━━━━━ MATERIAL SHOWN

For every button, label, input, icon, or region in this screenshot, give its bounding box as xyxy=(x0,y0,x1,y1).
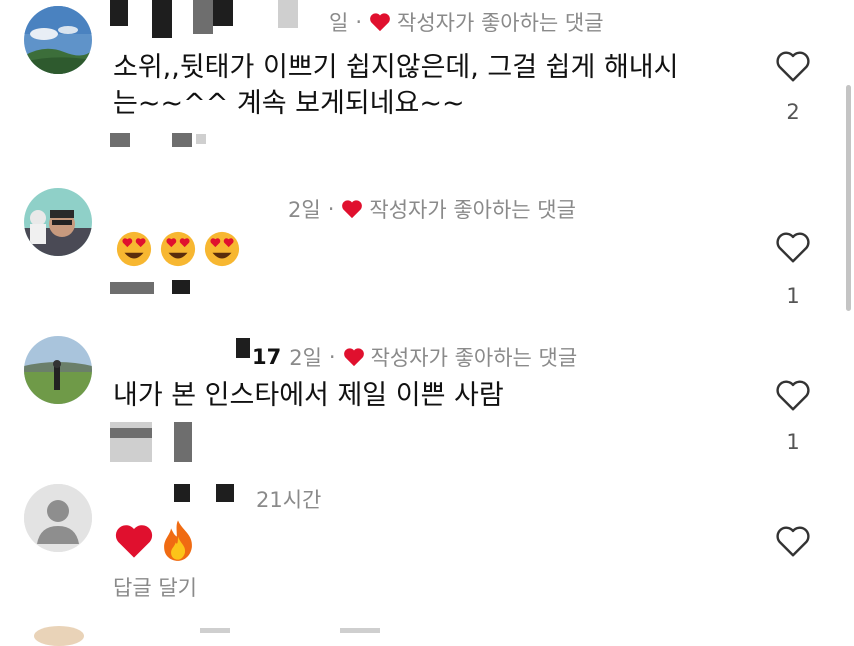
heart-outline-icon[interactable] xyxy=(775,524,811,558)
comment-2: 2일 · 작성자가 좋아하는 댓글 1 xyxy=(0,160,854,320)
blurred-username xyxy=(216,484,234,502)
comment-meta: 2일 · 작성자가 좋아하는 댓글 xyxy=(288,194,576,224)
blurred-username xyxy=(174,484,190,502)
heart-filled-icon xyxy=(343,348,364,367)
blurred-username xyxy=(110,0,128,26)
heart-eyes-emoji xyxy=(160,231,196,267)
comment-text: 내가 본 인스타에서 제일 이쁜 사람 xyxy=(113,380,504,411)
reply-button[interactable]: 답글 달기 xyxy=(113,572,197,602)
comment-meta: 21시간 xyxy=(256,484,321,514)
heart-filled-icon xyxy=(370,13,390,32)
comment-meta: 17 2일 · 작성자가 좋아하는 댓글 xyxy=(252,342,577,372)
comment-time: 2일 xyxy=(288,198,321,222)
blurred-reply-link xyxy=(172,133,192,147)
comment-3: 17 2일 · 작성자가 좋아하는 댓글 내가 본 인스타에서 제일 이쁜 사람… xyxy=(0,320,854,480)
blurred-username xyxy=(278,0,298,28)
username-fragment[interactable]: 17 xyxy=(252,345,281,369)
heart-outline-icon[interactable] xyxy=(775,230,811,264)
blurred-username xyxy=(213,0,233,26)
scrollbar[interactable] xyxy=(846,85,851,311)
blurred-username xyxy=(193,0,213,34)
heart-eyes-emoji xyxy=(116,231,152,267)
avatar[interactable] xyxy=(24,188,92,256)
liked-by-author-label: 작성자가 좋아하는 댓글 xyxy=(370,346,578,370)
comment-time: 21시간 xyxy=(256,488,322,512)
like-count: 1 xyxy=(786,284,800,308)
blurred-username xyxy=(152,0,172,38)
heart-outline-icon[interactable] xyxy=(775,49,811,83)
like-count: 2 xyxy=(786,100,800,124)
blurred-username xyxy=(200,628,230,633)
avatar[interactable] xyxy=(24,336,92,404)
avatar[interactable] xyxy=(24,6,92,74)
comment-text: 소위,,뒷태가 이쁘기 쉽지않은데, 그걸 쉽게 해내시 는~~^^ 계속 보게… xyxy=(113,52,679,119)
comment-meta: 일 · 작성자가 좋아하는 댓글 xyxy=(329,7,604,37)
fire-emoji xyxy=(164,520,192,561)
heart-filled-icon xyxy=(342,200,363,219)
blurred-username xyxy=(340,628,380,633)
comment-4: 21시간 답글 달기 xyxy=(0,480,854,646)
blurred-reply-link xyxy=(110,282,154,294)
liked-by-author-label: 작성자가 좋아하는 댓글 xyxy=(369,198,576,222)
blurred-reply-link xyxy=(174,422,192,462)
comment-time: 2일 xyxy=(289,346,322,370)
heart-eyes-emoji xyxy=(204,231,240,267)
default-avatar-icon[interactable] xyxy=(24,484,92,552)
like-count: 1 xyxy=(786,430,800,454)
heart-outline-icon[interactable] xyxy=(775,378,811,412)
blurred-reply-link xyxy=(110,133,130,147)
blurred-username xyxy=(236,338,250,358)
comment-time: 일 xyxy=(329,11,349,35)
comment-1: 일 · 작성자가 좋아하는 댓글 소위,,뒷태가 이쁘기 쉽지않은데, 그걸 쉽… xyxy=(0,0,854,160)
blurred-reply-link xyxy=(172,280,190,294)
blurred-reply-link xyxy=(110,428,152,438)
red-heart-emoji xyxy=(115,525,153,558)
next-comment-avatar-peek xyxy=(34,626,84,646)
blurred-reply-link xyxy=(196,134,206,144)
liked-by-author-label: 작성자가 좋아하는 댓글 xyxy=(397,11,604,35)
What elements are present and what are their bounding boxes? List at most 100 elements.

━━━━━━━━━━
━━━━━ MATERIAL SHOWN

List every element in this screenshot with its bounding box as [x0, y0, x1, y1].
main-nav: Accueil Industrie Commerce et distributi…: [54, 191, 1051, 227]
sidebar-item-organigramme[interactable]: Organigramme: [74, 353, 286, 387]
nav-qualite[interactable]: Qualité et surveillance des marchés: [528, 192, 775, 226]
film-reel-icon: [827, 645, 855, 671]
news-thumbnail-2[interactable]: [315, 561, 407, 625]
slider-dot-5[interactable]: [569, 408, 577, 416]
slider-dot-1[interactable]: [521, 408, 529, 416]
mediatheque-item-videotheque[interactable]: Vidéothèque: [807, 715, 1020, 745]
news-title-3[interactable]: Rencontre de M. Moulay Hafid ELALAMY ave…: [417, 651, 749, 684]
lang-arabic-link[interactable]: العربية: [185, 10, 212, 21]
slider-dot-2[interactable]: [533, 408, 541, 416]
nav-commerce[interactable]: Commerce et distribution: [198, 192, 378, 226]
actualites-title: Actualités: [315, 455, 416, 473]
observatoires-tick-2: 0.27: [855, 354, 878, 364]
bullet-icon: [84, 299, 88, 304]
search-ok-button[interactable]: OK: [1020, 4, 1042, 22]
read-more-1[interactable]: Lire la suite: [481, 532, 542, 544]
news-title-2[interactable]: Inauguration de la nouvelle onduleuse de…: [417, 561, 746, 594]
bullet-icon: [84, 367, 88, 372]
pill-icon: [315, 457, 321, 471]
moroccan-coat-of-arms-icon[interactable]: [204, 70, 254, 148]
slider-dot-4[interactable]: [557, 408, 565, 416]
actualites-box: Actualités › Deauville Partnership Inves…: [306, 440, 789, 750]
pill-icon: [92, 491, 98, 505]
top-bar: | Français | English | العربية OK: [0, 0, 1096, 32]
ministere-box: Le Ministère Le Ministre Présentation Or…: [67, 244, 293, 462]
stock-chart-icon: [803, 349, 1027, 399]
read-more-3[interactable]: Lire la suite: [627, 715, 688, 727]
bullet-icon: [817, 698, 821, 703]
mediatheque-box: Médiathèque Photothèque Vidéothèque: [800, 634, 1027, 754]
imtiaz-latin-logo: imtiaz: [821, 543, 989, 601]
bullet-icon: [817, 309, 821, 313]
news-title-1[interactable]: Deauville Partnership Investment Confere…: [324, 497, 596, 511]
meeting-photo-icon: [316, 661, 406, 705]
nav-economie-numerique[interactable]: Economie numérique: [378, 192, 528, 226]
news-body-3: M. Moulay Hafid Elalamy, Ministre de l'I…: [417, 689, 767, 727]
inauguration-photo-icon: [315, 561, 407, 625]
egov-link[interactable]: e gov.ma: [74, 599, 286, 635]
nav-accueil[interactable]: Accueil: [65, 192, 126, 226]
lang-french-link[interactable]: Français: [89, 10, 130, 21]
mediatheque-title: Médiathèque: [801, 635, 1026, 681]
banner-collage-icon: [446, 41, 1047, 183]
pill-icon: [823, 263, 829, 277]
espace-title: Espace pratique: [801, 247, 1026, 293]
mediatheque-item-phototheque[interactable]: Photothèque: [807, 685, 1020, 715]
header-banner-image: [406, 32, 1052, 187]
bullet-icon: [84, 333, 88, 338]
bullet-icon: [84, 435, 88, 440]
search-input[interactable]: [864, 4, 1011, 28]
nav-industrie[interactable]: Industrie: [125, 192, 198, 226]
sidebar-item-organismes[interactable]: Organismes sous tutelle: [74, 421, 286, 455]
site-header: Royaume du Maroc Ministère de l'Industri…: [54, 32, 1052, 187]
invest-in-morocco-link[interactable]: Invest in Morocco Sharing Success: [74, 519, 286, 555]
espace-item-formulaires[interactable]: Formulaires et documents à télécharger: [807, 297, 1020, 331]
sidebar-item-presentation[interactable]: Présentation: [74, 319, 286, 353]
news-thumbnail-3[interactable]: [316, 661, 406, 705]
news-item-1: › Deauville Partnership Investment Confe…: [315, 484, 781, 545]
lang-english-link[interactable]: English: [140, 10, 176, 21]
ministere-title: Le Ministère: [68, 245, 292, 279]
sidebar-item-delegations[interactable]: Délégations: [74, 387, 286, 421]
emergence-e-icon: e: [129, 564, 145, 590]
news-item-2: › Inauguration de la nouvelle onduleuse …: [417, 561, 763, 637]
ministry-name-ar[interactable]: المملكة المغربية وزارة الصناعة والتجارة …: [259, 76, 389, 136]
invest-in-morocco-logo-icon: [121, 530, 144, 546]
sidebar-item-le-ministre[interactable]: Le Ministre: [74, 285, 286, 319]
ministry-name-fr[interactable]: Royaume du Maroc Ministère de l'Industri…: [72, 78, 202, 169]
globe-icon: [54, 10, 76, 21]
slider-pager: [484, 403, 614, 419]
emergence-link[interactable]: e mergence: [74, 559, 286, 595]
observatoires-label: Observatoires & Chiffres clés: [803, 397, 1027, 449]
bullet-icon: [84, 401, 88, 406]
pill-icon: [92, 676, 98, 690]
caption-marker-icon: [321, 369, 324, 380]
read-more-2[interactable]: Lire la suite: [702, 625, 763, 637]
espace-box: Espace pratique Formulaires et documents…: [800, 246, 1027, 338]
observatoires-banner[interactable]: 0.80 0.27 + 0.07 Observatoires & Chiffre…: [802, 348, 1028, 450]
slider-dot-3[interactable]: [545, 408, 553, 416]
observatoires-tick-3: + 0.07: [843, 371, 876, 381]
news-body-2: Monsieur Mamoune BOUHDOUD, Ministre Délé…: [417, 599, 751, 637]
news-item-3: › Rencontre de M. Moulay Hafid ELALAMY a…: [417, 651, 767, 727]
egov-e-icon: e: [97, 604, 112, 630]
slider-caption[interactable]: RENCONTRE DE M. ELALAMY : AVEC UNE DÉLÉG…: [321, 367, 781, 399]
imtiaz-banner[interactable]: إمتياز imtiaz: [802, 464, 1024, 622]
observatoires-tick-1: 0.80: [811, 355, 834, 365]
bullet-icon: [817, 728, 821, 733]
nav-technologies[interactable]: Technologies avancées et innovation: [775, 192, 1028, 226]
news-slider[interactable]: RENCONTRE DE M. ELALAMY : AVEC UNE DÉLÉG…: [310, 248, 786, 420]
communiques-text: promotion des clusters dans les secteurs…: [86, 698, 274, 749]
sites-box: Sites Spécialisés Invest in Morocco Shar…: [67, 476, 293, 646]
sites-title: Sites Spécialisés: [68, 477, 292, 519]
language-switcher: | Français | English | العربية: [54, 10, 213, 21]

━━━━━━━━━━
━━━━━ MATERIAL SHOWN

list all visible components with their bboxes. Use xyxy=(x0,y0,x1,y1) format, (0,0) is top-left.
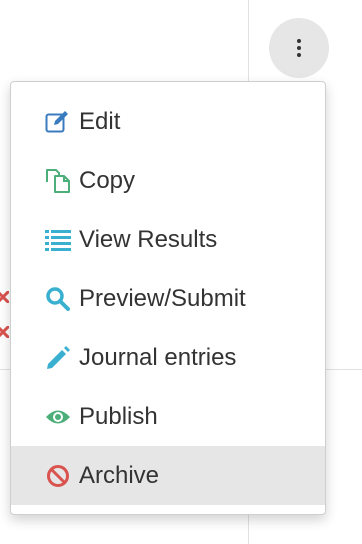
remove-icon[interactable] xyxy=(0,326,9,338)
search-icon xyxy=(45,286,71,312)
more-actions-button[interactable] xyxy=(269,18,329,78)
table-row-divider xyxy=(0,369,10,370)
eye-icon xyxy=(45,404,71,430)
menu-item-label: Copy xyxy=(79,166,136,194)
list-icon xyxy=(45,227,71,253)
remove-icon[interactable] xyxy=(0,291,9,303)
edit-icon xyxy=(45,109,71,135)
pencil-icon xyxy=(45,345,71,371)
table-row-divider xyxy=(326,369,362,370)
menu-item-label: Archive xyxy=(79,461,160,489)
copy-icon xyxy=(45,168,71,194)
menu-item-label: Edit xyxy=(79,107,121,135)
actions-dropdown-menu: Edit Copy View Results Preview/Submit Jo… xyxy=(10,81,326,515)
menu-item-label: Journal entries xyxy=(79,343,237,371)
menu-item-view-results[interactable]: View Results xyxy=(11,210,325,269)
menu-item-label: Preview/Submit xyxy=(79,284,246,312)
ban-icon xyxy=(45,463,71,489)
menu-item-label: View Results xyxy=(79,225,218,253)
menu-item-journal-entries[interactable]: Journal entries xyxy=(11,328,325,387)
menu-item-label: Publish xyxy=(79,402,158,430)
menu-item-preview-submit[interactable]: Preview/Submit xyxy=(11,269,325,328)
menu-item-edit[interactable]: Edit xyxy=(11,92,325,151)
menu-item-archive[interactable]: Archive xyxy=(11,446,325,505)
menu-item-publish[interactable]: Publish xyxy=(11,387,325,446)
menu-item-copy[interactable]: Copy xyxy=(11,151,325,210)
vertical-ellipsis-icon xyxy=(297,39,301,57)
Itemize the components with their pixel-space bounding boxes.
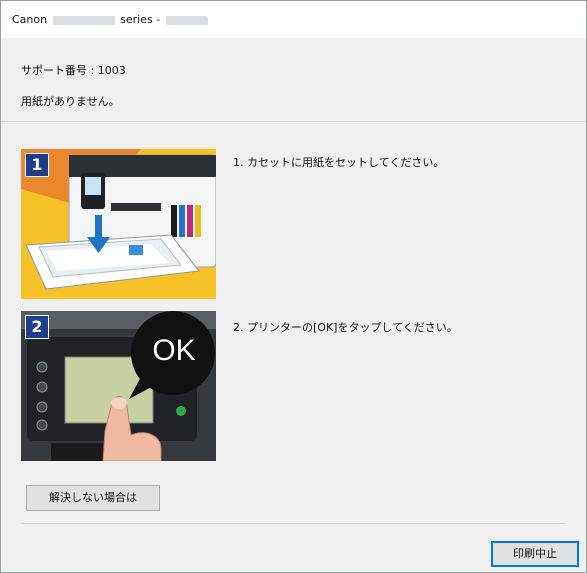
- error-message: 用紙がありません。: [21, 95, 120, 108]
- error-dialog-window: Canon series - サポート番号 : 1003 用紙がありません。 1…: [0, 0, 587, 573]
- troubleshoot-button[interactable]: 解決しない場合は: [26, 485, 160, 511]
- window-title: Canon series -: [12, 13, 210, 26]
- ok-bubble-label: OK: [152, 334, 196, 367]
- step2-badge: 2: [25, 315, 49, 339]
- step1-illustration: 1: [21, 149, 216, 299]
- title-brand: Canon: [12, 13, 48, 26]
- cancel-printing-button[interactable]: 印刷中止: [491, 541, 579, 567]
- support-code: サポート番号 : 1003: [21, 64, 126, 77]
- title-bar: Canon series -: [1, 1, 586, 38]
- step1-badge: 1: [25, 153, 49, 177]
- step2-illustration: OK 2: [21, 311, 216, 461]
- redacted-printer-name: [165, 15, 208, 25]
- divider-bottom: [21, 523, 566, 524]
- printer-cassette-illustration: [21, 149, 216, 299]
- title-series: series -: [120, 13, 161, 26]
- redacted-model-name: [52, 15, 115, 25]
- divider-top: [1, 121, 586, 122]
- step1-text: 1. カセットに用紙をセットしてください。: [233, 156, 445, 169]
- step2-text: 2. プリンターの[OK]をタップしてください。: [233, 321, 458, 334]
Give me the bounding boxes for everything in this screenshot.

━━━━━━━━━━

Copy the lines of the items above, starting with the line that contains "remove-icon[interactable] xyxy=(0,326,9,338)" and going on through the line that contains "list-icon xyxy=(45,227,71,253)".

[TASK ANSWER]:
remove-icon[interactable] xyxy=(0,326,9,338)
search-icon xyxy=(45,286,71,312)
more-actions-button[interactable] xyxy=(269,18,329,78)
table-row-divider xyxy=(0,369,10,370)
eye-icon xyxy=(45,404,71,430)
menu-item-label: Copy xyxy=(79,166,136,194)
list-icon xyxy=(45,227,71,253)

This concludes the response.